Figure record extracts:
■ ■ ■ ■ ■ ■ ■

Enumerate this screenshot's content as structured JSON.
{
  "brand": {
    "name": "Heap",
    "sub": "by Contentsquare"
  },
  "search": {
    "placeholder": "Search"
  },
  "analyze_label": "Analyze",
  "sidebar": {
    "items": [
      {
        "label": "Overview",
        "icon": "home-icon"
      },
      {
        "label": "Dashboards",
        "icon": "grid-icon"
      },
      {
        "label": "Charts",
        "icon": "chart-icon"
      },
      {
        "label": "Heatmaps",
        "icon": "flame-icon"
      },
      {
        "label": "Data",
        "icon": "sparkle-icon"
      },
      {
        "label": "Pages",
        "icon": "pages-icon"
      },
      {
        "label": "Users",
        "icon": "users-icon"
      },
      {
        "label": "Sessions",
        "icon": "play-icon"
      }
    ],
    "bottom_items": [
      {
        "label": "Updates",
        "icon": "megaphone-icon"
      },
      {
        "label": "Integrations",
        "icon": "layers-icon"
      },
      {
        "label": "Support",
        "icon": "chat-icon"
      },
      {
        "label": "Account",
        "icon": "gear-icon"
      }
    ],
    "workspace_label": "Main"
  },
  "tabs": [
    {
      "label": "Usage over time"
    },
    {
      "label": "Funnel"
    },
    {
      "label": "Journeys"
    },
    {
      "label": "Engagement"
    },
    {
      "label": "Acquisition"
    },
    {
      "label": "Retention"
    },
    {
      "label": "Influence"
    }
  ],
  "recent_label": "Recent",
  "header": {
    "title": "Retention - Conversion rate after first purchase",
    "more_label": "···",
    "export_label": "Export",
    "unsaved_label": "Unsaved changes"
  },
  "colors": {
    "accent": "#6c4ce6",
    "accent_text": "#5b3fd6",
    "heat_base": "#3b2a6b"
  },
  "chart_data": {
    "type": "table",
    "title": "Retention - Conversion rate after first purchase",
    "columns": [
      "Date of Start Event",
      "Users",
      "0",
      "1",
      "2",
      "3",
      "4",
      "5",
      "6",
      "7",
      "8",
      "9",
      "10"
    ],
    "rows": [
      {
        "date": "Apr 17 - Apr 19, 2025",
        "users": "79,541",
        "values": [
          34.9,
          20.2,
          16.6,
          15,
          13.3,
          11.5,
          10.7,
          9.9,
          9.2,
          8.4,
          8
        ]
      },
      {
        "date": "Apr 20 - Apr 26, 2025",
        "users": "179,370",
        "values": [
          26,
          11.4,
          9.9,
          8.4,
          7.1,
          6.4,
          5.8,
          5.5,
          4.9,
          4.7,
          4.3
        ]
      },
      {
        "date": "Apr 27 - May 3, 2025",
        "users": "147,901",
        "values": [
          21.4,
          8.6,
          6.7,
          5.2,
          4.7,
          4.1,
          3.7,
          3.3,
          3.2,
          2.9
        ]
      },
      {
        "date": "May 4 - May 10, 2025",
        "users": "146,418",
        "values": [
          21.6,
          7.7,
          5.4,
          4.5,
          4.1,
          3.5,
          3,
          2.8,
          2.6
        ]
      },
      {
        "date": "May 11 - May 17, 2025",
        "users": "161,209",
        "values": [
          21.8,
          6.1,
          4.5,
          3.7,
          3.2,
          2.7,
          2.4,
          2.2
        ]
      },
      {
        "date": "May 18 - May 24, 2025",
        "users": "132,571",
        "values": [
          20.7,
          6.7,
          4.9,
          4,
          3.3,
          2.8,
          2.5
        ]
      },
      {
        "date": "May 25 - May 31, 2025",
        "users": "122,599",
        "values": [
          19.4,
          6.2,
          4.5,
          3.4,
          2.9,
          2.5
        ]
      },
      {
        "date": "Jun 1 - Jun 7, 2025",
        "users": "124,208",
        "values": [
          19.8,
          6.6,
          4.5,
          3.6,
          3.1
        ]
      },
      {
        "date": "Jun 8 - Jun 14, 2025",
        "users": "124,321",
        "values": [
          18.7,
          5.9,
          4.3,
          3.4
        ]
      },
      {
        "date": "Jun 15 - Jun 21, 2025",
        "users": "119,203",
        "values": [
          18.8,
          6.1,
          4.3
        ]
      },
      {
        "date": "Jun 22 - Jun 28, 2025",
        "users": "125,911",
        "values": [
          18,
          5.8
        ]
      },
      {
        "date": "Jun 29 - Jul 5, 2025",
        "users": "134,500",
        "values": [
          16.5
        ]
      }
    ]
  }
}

■ ■ ■ ■ ■ ■ ■

• WORK TO COMPLETE:
Produce a verbatim transcription of the entries above.

• WORKED SOLUTION:
Enumerate this screenshot's content as structured JSON.
{
  "brand": {
    "name": "Heap",
    "sub": "by Contentsquare"
  },
  "search": {
    "placeholder": "Search"
  },
  "analyze_label": "Analyze",
  "sidebar": {
    "items": [
      {
        "label": "Overview",
        "icon": "home-icon"
      },
      {
        "label": "Dashboards",
        "icon": "grid-icon"
      },
      {
        "label": "Charts",
        "icon": "chart-icon"
      },
      {
        "label": "Heatmaps",
        "icon": "flame-icon"
      },
      {
        "label": "Data",
        "icon": "sparkle-icon"
      },
      {
        "label": "Pages",
        "icon": "pages-icon"
      },
      {
        "label": "Users",
        "icon": "users-icon"
      },
      {
        "label": "Sessions",
        "icon": "play-icon"
      }
    ],
    "bottom_items": [
      {
        "label": "Updates",
        "icon": "megaphone-icon"
      },
      {
        "label": "Integrations",
        "icon": "layers-icon"
      },
      {
        "label": "Support",
        "icon": "chat-icon"
      },
      {
        "label": "Account",
        "icon": "gear-icon"
      }
    ],
    "workspace_label": "Main"
  },
  "tabs": [
    {
      "label": "Usage over time"
    },
    {
      "label": "Funnel"
    },
    {
      "label": "Journeys"
    },
    {
      "label": "Engagement"
    },
    {
      "label": "Acquisition"
    },
    {
      "label": "Retention"
    },
    {
      "label": "Influence"
    }
  ],
  "recent_label": "Recent",
  "header": {
    "title": "Retention - Conversion rate after first purchase",
    "more_label": "···",
    "export_label": "Export",
    "unsaved_label": "Unsaved changes"
  },
  "colors": {
    "accent": "#6c4ce6",
    "accent_text": "#5b3fd6",
    "heat_base": "#3b2a6b"
  },
  "chart_data": {
    "type": "table",
    "title": "Retention - Conversion rate after first purchase",
    "columns": [
      "Date of Start Event",
      "Users",
      "0",
      "1",
      "2",
      "3",
      "4",
      "5",
      "6",
      "7",
      "8",
      "9",
      "10"
    ],
    "rows": [
      {
        "date": "Apr 17 - Apr 19, 2025",
        "users": "79,541",
        "values": [
          34.9,
          20.2,
          16.6,
          15,
          13.3,
          11.5,
          10.7,
          9.9,
          9.2,
          8.4,
          8
        ]
      },
      {
        "date": "Apr 20 - Apr 26, 2025",
        "users": "179,370",
        "values": [
          26,
          11.4,
          9.9,
          8.4,
          7.1,
          6.4,
          5.8,
          5.5,
          4.9,
          4.7,
          4.3
        ]
      },
      {
        "date": "Apr 27 - May 3, 2025",
        "users": "147,901",
        "values": [
          21.4,
          8.6,
          6.7,
          5.2,
          4.7,
          4.1,
          3.7,
          3.3,
          3.2,
          2.9
        ]
      },
      {
        "date": "May 4 - May 10, 2025",
        "users": "146,418",
        "values": [
          21.6,
          7.7,
          5.4,
          4.5,
          4.1,
          3.5,
          3,
          2.8,
          2.6
        ]
      },
      {
        "date": "May 11 - May 17, 2025",
        "users": "161,209",
        "values": [
          21.8,
          6.1,
          4.5,
          3.7,
          3.2,
          2.7,
          2.4,
          2.2
        ]
      },
      {
        "date": "May 18 - May 24, 2025",
        "users": "132,571",
        "values": [
          20.7,
          6.7,
          4.9,
          4,
          3.3,
          2.8,
          2.5
        ]
      },
      {
        "date": "May 25 - May 31, 2025",
        "users": "122,599",
        "values": [
          19.4,
          6.2,
          4.5,
          3.4,
          2.9,
          2.5
        ]
      },
      {
        "date": "Jun 1 - Jun 7, 2025",
        "users": "124,208",
        "values": [
          19.8,
          6.6,
          4.5,
          3.6,
          3.1
        ]
      },
      {
        "date": "Jun 8 - Jun 14, 2025",
        "users": "124,321",
        "values": [
          18.7,
          5.9,
          4.3,
          3.4
        ]
      },
      {
        "date": "Jun 15 - Jun 21, 2025",
        "users": "119,203",
        "values": [
          18.8,
          6.1,
          4.3
        ]
      },
      {
        "date": "Jun 22 - Jun 28, 2025",
        "users": "125,911",
        "values": [
          18,
          5.8
        ]
      },
      {
        "date": "Jun 29 - Jul 5, 2025",
        "users": "134,500",
        "values": [
          16.5
        ]
      }
    ]
  }
}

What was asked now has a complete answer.